__Task objective__. Look through the material below. Copy each line that contains the string "text".

Records from a data collection:
● ● ●

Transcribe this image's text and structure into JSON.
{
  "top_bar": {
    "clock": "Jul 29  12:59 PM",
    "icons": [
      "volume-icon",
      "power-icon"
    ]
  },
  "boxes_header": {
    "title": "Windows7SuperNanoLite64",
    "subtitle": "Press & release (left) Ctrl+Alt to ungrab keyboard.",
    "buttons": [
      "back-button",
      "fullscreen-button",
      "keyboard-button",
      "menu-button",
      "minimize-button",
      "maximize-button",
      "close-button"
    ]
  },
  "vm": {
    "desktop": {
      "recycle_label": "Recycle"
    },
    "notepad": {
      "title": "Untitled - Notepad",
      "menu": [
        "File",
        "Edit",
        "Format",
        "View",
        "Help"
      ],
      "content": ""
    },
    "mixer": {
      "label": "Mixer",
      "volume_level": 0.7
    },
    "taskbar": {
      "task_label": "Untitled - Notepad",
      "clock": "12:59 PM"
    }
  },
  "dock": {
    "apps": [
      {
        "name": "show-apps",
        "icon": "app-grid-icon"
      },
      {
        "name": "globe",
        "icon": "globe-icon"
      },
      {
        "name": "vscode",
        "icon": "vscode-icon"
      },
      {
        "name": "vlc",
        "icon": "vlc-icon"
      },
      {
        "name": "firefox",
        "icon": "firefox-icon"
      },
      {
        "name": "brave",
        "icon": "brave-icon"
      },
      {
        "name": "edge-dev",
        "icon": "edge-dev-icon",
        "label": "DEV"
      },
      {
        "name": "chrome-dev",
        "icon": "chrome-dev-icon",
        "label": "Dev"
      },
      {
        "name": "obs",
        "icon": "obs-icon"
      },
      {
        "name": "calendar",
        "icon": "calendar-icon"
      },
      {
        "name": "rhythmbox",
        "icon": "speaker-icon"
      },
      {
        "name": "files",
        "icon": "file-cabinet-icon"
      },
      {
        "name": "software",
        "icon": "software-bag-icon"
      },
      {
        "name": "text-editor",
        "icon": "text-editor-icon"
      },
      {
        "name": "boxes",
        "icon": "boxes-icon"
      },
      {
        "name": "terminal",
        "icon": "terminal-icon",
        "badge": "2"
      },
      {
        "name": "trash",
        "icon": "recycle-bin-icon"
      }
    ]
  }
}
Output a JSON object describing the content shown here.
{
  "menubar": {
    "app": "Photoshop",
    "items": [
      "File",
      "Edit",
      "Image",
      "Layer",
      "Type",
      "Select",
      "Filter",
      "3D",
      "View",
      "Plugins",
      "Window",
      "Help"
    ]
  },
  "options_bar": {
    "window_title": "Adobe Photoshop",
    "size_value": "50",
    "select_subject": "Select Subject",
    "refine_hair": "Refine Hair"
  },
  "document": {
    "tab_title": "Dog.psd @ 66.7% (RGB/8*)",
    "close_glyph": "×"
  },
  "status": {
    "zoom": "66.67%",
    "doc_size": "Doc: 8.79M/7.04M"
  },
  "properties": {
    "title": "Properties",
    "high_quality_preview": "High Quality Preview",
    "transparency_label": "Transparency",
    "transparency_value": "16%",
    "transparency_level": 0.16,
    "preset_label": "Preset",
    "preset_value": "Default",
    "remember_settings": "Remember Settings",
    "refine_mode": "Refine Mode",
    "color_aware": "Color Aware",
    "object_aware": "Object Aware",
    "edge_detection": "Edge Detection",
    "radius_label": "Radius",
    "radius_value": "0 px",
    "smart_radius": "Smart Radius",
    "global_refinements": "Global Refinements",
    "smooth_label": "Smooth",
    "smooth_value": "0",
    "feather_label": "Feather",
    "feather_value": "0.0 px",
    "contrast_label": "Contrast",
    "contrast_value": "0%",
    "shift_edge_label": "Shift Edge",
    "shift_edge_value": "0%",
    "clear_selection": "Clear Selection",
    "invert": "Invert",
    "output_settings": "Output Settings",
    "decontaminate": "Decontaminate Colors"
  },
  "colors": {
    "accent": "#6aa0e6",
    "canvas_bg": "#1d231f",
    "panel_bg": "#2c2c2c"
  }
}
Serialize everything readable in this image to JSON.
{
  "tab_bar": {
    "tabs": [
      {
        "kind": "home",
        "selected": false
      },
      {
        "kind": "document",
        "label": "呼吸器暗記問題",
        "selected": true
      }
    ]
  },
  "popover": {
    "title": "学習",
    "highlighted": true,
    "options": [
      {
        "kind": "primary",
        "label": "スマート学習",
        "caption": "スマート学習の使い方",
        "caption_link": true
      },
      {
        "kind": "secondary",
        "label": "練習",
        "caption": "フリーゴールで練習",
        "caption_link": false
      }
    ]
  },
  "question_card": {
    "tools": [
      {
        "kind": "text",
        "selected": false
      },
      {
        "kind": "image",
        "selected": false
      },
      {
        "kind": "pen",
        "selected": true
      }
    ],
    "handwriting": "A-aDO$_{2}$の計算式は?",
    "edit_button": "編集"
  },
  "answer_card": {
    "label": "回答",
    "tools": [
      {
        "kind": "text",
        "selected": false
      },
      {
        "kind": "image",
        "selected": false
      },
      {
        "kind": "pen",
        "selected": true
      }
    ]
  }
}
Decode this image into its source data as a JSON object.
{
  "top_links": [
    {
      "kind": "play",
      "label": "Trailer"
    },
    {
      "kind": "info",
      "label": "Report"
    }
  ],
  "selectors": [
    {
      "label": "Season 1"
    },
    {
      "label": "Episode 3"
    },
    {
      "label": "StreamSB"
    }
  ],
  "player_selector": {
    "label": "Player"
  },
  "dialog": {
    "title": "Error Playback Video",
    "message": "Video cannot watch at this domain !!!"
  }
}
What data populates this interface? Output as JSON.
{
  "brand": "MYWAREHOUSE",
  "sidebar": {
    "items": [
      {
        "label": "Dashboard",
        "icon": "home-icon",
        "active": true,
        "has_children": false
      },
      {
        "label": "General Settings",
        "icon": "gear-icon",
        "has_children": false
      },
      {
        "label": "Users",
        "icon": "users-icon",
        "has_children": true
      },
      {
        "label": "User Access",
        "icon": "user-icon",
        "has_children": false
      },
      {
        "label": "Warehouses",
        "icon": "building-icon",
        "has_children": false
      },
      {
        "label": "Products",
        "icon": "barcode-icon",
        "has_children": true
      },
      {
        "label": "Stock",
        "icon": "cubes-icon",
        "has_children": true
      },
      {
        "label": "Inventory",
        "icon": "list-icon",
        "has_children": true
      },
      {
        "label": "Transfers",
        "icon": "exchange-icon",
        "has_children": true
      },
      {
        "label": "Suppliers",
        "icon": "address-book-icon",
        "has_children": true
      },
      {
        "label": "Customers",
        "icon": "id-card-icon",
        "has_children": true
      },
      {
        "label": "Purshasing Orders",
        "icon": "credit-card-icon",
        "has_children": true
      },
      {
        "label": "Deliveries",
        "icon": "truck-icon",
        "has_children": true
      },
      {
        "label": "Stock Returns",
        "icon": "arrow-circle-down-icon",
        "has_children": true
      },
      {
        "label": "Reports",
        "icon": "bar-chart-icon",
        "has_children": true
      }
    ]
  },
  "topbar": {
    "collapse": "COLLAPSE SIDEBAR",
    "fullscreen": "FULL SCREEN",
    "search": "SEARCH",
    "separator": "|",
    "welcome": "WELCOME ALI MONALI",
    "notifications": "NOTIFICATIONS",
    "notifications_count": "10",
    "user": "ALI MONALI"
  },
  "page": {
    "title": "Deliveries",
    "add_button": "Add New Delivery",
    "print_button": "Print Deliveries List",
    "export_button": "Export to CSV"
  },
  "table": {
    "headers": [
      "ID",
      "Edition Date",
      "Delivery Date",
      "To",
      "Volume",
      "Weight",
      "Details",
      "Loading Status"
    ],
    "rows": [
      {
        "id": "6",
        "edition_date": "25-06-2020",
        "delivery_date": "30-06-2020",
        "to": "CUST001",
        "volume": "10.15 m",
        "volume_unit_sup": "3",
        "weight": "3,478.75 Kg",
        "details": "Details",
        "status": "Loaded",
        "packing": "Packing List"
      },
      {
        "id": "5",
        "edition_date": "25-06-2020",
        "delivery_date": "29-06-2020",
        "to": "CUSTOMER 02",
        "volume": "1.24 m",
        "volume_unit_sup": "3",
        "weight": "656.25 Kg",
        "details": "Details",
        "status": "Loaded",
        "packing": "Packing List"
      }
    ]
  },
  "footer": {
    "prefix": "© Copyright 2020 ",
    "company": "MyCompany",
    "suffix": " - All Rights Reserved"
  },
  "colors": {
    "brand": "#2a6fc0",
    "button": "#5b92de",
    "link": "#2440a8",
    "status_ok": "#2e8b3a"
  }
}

● ● ●

__Solution to this problem__.
Transcribe this image's text and structure into JSON.
        "name": "text-editor",
        "icon": "text-editor-icon"
        "kind": "text",
        "kind": "text",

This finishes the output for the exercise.